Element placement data
——————————
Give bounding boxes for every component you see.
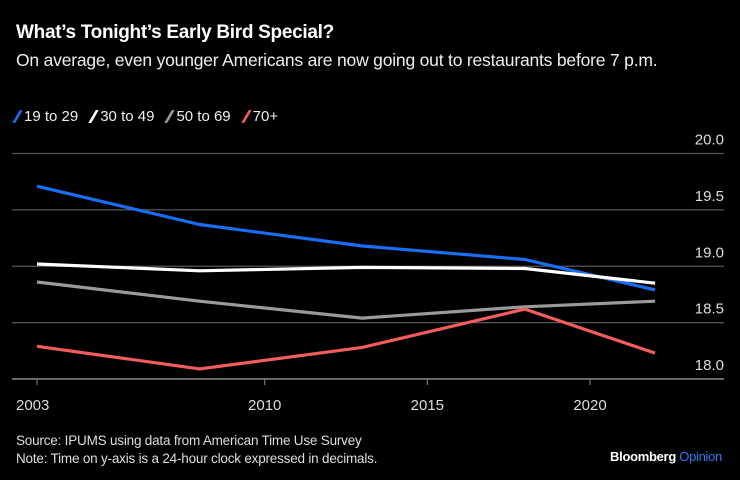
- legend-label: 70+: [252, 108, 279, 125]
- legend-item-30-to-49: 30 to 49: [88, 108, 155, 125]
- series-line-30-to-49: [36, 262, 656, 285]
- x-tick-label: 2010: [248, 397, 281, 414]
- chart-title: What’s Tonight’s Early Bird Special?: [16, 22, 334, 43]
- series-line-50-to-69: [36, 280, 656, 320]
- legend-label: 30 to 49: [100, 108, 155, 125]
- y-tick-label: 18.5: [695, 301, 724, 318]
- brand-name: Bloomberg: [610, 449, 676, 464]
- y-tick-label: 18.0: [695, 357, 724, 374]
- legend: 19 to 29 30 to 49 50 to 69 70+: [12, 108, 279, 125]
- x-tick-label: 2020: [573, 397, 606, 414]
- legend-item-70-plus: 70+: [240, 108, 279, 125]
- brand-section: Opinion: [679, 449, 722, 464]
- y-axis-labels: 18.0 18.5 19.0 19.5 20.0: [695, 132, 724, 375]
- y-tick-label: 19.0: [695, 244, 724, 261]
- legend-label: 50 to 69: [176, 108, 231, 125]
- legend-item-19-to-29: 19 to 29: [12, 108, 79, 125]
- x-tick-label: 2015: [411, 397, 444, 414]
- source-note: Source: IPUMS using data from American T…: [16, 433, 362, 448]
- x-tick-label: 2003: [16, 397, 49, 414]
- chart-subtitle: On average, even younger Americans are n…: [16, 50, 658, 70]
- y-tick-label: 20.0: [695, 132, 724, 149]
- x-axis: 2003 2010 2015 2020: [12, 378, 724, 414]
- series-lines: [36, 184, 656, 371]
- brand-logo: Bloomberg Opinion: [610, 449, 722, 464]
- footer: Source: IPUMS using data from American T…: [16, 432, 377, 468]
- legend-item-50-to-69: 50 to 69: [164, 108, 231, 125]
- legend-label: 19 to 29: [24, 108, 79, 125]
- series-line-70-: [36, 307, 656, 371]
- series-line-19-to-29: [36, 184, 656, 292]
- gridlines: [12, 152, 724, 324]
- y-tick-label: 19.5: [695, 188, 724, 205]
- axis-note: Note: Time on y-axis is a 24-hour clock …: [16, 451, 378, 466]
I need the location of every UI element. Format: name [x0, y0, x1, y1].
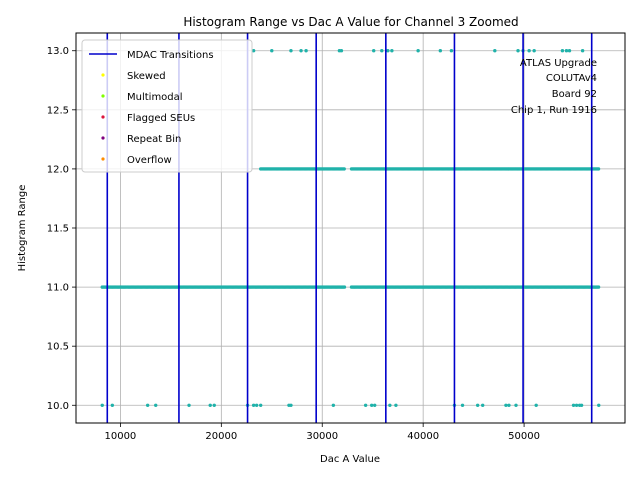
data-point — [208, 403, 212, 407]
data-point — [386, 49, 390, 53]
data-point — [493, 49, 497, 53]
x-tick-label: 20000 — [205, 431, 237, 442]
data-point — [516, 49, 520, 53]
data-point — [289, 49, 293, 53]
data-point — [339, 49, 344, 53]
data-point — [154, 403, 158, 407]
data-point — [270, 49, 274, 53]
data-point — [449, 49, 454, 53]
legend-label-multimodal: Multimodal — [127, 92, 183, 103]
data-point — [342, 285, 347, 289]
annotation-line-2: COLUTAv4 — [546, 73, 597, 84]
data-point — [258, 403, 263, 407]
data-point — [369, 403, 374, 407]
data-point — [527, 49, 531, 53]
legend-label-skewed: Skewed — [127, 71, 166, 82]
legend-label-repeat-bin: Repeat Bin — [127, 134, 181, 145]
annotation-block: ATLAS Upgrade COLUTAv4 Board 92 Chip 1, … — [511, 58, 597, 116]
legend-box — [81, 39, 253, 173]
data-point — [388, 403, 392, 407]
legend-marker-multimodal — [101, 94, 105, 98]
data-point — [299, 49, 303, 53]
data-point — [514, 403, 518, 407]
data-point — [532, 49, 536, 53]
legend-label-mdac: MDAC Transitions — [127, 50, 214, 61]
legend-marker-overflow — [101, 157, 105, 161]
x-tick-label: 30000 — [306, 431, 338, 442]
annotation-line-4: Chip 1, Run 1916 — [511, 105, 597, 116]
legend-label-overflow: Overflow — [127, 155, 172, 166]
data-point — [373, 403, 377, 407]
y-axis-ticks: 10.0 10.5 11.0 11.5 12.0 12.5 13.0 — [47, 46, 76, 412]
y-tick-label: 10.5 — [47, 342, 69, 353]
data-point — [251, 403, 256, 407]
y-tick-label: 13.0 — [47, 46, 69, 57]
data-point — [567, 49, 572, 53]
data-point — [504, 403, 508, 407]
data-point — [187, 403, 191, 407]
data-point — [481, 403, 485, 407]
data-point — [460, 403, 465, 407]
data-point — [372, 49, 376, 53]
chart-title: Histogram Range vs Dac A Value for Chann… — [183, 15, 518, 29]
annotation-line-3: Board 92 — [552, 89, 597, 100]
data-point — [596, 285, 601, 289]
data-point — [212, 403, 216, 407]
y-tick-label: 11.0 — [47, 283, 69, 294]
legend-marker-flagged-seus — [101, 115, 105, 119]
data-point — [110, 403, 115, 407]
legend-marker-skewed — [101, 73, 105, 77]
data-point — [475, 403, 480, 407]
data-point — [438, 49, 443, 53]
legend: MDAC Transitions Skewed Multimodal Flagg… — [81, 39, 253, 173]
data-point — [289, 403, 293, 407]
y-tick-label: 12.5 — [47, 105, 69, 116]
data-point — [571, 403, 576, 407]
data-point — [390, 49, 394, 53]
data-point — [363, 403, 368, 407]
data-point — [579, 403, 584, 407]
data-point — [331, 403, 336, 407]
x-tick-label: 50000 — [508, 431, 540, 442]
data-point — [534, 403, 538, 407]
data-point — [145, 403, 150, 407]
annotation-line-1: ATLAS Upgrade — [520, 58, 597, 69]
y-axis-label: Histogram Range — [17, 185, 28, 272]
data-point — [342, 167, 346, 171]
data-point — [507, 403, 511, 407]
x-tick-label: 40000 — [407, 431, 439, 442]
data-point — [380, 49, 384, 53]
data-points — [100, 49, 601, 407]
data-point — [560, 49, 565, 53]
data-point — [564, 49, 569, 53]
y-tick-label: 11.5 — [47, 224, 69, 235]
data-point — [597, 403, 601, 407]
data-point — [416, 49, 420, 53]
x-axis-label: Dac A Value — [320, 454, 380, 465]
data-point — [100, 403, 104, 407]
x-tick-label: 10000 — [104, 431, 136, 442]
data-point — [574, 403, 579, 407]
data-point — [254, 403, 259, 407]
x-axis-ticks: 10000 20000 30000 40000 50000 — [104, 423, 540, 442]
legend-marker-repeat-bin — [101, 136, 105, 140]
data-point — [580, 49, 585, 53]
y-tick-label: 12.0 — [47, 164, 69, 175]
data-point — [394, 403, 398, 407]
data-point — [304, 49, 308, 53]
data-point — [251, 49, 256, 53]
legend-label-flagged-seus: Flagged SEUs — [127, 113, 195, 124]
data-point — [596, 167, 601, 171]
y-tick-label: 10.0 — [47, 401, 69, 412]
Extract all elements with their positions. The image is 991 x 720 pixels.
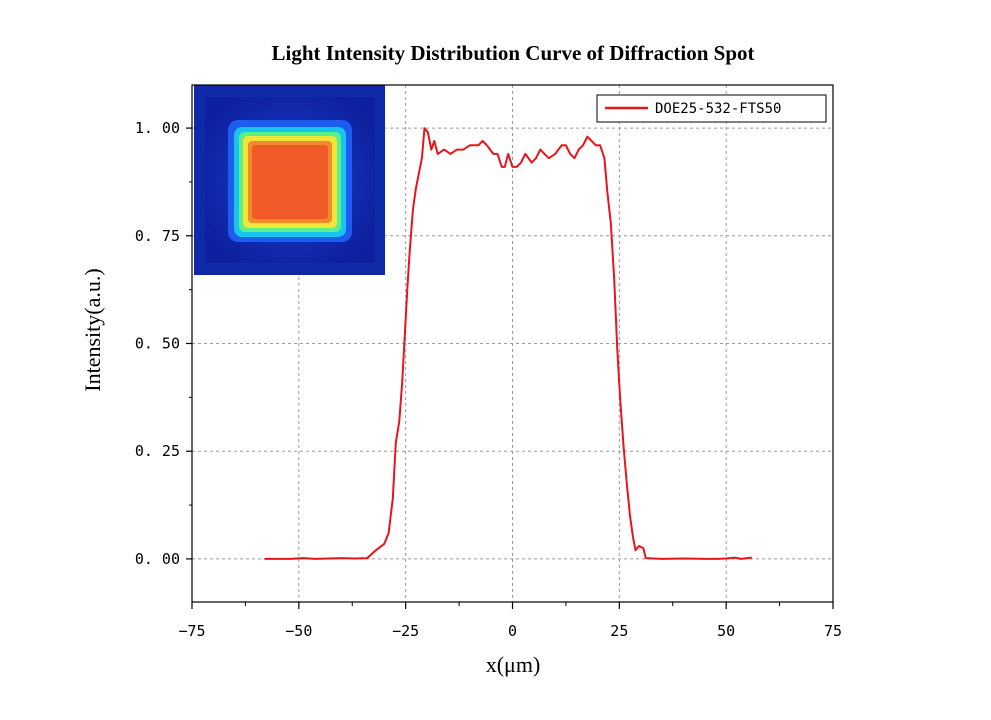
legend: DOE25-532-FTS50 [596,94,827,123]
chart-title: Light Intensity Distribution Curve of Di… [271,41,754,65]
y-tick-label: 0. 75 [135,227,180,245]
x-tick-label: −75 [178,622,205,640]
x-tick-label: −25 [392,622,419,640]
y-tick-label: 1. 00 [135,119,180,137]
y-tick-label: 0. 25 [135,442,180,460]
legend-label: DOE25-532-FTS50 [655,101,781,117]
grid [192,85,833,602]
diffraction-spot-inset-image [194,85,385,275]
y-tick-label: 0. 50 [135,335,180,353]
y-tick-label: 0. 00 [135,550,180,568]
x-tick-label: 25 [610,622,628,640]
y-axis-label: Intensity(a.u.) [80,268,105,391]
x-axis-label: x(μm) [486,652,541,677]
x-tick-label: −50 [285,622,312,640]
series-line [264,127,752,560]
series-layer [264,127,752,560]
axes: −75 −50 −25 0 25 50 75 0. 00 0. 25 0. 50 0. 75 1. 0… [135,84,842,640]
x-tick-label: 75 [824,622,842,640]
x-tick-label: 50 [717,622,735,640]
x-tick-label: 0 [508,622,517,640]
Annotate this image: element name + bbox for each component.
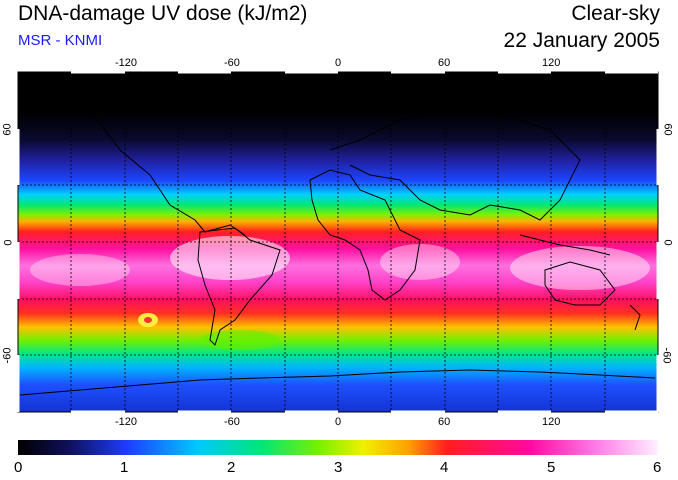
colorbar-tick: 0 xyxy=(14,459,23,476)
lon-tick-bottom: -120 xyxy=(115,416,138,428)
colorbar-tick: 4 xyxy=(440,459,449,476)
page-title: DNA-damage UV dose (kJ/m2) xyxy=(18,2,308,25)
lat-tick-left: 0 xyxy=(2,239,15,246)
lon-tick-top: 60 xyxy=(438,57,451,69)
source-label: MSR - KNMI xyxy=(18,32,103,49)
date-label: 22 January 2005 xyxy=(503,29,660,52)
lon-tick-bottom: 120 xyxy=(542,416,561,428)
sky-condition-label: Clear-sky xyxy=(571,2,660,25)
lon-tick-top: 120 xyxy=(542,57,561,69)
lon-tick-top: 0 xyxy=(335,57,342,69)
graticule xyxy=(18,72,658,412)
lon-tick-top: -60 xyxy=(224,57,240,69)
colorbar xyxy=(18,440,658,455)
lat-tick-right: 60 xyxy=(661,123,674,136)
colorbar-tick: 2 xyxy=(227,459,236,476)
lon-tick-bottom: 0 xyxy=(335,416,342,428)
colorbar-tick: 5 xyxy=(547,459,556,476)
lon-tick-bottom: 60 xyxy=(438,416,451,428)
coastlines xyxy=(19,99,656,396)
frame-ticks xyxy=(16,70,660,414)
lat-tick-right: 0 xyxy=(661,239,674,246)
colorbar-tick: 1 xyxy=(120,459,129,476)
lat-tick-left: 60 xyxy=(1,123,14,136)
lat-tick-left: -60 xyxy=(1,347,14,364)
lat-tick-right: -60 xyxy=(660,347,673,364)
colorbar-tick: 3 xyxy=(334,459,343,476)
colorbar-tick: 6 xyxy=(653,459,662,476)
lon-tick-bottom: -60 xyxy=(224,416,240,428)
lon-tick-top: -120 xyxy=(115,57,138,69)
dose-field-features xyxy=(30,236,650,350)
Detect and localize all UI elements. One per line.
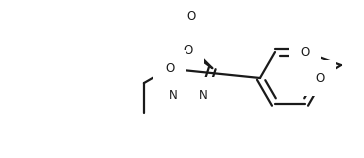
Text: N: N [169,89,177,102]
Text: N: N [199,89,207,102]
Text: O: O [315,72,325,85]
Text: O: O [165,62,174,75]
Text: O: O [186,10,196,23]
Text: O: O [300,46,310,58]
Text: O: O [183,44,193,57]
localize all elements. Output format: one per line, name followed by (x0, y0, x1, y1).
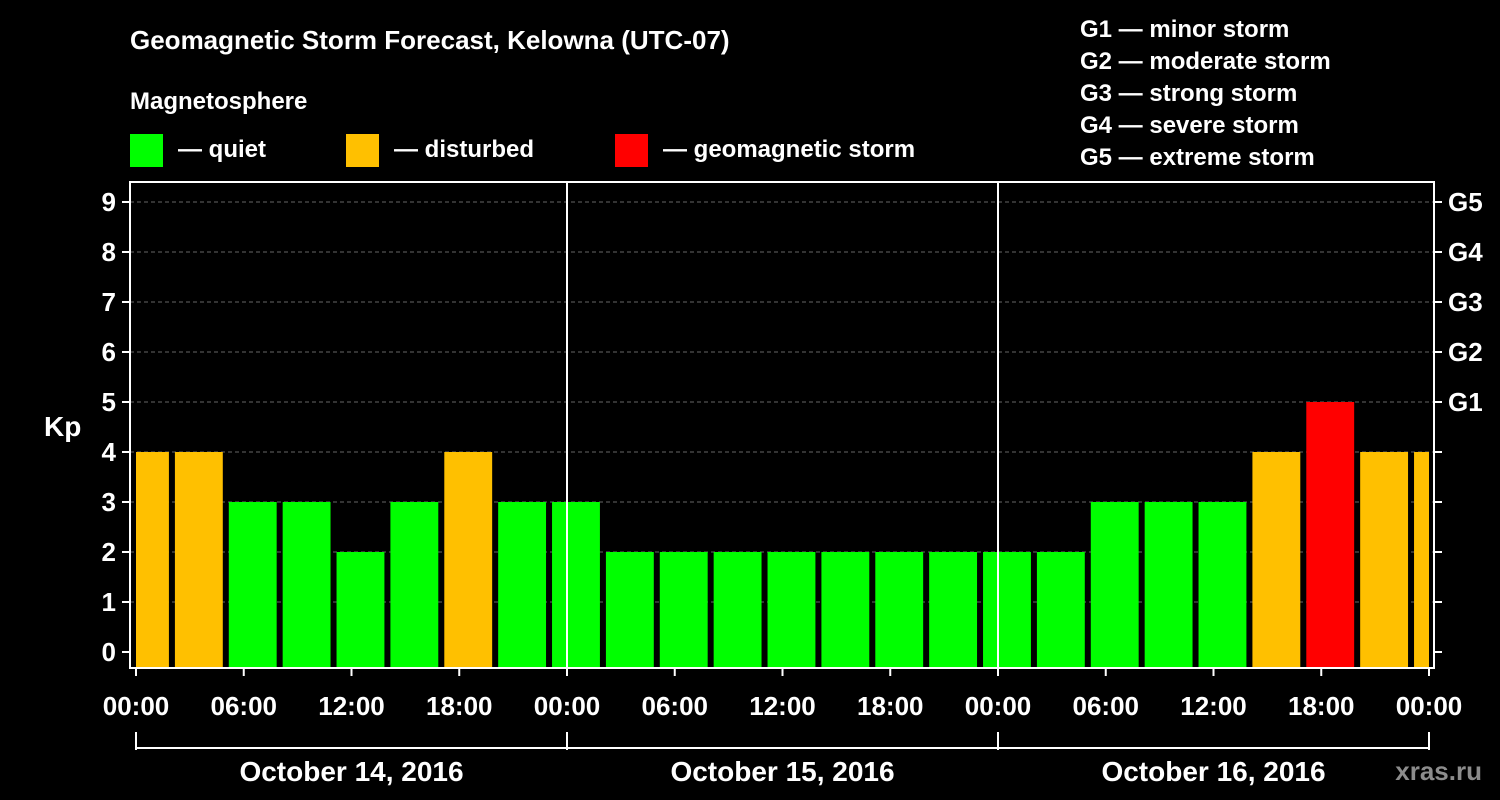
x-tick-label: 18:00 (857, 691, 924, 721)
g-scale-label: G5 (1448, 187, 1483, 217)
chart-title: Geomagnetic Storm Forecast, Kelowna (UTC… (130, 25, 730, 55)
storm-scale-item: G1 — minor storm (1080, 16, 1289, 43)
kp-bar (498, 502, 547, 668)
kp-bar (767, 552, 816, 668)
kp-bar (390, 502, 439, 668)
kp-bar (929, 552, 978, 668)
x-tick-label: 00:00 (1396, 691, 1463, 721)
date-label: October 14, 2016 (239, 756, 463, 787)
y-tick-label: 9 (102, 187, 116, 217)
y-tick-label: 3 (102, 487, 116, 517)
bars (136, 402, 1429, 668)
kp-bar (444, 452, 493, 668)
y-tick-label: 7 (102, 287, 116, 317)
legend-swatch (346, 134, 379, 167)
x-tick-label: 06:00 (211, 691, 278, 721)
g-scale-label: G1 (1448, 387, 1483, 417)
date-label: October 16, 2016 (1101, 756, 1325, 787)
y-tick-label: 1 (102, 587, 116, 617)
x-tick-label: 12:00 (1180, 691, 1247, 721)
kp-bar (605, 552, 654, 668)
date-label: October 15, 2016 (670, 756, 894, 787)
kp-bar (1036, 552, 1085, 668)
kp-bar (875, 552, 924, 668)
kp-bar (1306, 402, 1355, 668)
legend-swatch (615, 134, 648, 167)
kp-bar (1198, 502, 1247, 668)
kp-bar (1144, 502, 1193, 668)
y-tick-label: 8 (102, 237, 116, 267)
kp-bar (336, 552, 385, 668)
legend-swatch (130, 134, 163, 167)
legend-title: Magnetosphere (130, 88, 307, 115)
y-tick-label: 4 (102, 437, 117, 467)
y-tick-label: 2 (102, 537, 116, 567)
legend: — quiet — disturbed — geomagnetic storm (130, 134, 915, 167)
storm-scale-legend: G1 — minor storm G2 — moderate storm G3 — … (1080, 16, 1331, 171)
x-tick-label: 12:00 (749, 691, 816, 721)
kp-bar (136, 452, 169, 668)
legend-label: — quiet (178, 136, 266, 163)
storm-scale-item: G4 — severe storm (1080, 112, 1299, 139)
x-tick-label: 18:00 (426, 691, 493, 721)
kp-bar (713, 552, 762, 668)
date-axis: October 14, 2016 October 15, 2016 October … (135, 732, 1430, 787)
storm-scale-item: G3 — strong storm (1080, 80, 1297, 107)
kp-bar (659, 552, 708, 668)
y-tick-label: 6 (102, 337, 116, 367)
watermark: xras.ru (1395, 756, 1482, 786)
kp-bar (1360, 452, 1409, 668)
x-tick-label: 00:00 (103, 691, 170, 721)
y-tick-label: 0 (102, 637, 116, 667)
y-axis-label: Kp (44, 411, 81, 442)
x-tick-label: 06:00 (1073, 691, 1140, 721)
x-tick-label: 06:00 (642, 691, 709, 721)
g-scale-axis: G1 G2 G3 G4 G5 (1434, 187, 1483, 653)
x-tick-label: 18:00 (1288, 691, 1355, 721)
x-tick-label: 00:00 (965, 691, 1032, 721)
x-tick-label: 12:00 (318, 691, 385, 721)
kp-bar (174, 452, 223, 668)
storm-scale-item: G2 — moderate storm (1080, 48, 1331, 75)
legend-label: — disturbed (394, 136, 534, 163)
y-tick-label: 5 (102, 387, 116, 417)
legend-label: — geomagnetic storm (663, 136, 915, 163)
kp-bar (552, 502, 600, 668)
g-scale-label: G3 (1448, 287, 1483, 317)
——————————
Rename "lon-tick-top" to "longitude-tick-top" in the records, from the line with "colorbar-tick: 0 xyxy=(14,459,23,476)" to the line with "colorbar-tick: 5 xyxy=(547,459,556,476)", and return only those lines with nothing else changed.

colorbar-tick: 0 xyxy=(14,459,23,476)
lon-tick-bottom: -120 xyxy=(115,416,138,428)
colorbar-tick: 4 xyxy=(440,459,449,476)
page-title: DNA-damage UV dose (kJ/m2) xyxy=(18,2,308,25)
lat-tick-left: 0 xyxy=(2,239,15,246)
longitude-tick-top: 60 xyxy=(438,57,451,69)
source-label: MSR - KNMI xyxy=(18,32,103,49)
date-label: 22 January 2005 xyxy=(503,29,660,52)
lon-tick-bottom: 120 xyxy=(542,416,561,428)
sky-condition-label: Clear-sky xyxy=(571,2,660,25)
longitude-tick-top: 120 xyxy=(542,57,561,69)
longitude-tick-top: 0 xyxy=(335,57,342,69)
graticule xyxy=(18,72,658,412)
longitude-tick-top: -60 xyxy=(224,57,240,69)
colorbar xyxy=(18,440,658,455)
lat-tick-right: 60 xyxy=(661,123,674,136)
colorbar-tick: 2 xyxy=(227,459,236,476)
lon-tick-bottom: 0 xyxy=(335,416,342,428)
colorbar-tick: 5 xyxy=(547,459,556,476)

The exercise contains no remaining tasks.